___ Data entries

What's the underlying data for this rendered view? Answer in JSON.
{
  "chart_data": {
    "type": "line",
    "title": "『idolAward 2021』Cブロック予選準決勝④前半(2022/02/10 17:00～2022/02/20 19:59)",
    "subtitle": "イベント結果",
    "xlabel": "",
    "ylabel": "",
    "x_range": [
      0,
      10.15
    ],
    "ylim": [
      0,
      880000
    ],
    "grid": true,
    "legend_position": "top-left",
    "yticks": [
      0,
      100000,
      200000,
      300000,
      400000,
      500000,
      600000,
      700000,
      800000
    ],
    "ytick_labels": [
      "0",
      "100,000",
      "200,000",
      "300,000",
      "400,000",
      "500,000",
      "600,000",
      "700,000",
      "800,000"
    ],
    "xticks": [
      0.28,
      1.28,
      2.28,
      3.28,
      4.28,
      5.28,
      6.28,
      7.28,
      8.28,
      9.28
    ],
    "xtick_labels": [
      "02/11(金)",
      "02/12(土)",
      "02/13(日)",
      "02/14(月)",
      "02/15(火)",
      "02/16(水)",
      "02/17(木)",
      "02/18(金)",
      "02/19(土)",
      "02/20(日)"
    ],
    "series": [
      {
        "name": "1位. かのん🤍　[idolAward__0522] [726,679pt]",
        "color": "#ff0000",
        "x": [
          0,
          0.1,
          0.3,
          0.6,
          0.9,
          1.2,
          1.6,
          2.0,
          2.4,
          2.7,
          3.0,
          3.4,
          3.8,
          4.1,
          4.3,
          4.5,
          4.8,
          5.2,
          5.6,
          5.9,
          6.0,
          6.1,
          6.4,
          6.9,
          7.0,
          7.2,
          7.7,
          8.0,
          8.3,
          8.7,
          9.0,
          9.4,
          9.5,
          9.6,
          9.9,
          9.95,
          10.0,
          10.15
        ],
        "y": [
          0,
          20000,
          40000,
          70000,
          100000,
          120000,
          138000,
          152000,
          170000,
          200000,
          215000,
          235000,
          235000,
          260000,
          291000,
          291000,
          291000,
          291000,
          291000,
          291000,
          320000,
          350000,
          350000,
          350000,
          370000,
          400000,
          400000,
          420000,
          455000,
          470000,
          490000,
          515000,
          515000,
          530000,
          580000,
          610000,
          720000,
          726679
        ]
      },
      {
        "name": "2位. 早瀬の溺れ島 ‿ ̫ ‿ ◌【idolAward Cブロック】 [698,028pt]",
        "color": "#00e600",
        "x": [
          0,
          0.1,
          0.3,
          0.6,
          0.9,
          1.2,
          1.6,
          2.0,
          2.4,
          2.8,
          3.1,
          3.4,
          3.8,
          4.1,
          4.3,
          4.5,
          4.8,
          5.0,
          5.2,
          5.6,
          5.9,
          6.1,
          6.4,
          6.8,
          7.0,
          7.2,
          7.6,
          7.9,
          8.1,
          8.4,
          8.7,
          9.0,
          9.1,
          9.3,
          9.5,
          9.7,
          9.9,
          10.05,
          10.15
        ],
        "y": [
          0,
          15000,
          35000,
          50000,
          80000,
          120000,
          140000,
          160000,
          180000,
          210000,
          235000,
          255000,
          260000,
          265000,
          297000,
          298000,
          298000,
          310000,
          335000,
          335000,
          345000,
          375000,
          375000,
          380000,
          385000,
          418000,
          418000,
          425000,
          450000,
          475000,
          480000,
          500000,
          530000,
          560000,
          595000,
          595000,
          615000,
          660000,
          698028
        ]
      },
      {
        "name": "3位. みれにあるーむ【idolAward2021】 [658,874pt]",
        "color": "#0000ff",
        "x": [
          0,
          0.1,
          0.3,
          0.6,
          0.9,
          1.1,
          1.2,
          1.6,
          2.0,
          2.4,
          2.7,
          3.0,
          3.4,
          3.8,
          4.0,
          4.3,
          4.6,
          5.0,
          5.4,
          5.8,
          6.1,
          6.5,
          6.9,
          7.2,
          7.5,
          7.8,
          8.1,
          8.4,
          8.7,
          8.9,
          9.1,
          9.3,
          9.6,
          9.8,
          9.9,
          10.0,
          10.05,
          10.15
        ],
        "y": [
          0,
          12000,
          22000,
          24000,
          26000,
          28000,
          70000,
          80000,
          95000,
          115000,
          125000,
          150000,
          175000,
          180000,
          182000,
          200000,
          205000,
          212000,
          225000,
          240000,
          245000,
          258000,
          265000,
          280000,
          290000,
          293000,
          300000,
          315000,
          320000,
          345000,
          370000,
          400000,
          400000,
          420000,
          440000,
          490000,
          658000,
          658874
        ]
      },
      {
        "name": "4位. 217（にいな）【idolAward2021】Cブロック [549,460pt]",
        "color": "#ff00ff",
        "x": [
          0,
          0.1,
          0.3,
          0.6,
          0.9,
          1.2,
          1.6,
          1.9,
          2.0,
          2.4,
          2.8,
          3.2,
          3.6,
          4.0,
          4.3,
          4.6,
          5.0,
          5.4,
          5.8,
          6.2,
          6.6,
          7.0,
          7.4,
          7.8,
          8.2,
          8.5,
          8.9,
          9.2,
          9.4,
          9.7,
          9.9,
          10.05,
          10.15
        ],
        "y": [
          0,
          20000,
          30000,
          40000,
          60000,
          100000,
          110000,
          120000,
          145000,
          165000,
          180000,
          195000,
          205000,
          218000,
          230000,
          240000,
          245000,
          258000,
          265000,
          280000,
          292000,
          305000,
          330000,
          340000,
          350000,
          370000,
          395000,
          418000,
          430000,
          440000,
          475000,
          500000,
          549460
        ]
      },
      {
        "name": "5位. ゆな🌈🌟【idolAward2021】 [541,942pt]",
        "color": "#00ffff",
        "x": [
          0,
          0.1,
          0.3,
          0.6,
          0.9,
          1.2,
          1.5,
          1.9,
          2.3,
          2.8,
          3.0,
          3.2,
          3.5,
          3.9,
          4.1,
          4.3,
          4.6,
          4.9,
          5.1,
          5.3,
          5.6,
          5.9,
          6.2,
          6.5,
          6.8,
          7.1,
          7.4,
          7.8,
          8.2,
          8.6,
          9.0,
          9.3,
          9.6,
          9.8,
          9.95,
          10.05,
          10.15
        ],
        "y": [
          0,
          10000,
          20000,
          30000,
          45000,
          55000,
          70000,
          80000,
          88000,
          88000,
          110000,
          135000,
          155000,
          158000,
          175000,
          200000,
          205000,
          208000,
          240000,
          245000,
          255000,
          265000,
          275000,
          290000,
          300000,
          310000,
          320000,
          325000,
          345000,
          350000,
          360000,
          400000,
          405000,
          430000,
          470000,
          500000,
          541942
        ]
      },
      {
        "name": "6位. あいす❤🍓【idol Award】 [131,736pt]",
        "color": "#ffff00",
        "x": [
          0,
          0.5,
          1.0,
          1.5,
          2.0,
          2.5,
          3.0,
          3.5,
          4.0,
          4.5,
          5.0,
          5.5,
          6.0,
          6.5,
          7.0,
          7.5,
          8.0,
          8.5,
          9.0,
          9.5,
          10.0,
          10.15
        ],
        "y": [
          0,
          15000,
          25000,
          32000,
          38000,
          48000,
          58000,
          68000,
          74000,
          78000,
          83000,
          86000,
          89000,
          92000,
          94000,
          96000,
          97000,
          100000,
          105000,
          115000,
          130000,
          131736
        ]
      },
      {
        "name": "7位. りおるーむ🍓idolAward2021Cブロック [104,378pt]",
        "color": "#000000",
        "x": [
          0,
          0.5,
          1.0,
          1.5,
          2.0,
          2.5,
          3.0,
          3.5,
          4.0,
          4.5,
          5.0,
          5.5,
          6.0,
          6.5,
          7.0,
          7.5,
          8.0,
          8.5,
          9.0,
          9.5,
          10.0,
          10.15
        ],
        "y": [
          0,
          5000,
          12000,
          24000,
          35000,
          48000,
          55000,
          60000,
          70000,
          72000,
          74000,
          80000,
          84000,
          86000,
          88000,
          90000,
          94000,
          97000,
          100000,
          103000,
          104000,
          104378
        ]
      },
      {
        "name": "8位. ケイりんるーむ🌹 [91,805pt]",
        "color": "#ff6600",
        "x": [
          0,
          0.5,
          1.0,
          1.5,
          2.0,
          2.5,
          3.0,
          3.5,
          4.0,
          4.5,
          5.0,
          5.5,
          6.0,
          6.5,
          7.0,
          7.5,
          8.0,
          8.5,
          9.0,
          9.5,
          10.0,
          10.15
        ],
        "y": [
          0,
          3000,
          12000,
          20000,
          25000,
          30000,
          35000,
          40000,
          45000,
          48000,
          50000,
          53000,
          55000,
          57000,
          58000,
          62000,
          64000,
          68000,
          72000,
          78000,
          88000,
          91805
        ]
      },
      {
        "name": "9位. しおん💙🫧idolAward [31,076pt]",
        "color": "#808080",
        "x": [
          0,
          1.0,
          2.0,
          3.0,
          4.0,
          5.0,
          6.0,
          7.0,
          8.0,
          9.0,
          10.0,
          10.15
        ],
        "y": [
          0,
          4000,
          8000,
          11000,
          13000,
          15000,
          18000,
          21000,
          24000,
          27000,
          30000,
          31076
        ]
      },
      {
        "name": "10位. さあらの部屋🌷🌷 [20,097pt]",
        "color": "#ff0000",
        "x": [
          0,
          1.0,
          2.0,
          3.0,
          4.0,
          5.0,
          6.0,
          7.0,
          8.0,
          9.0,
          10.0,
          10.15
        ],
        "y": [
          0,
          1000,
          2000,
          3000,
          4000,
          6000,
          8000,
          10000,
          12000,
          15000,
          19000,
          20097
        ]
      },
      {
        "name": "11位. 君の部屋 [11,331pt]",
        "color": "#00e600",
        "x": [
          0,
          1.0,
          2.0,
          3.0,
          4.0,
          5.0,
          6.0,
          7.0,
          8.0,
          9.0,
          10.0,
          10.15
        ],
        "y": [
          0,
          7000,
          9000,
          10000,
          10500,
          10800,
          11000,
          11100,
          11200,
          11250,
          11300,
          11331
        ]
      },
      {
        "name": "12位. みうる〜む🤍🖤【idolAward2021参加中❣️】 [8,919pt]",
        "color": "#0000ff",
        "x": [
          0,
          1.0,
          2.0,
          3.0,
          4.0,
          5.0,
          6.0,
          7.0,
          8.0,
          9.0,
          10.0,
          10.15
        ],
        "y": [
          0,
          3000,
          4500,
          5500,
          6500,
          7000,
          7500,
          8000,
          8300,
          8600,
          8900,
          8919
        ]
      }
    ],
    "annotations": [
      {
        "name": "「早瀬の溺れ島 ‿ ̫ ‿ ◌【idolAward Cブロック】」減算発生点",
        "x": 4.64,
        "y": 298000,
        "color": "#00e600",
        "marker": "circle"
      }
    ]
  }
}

______

- _Aim_
Count the lines above that contain the word "早瀬の溺れ島", and reply with only that number.

- _Expected answer_
2